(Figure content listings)
+-------+

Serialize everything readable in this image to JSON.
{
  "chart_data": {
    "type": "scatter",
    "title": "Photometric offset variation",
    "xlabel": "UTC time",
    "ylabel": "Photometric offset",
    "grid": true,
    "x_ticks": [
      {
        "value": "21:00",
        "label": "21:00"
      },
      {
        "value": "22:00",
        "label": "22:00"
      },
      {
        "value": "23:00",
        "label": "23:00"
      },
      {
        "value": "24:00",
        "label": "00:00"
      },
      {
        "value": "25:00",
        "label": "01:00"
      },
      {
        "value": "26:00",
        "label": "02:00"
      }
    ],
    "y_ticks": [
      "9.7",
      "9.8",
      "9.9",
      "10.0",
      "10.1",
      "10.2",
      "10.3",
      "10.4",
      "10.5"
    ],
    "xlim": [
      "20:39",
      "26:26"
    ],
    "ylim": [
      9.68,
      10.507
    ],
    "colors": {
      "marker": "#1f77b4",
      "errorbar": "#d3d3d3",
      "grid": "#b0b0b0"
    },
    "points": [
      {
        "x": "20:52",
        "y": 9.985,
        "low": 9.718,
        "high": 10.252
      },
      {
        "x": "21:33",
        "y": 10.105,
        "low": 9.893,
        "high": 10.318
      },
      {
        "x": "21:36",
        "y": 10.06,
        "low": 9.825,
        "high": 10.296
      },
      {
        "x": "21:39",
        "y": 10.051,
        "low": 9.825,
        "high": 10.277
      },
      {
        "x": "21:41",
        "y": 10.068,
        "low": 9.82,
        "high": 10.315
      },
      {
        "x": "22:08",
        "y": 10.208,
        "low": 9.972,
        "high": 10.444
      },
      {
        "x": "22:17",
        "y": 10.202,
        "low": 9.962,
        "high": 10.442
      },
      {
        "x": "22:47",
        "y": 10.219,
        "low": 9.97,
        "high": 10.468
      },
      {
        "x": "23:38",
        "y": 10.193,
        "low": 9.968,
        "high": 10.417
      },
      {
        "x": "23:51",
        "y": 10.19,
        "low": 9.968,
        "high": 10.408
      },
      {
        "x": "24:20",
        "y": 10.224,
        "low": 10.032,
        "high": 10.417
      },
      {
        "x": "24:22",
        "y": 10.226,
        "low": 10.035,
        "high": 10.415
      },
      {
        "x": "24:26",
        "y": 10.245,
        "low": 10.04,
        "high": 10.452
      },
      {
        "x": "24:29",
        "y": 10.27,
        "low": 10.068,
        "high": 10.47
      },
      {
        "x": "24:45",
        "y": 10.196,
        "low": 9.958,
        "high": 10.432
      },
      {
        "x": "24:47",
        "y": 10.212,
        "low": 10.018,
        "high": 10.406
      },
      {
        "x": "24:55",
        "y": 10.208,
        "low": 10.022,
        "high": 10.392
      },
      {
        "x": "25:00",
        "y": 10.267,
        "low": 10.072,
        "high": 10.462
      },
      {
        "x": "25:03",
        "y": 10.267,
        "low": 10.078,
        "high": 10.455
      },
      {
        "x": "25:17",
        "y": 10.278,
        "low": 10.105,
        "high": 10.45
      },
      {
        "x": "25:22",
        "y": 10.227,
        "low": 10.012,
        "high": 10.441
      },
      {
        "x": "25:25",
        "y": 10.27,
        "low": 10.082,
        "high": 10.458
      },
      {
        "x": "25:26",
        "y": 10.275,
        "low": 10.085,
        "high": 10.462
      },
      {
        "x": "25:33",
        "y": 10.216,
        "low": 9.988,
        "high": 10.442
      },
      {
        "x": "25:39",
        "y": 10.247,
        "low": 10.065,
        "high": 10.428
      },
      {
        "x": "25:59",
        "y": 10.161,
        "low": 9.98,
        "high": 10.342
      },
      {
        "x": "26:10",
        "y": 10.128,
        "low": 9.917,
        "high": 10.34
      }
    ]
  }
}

+-------+

*Short problem*. Gather all lines of the records that include the word "offset".

*Full output*.
    "title": "Photometric offset variation",
    "ylabel": "Photometric offset",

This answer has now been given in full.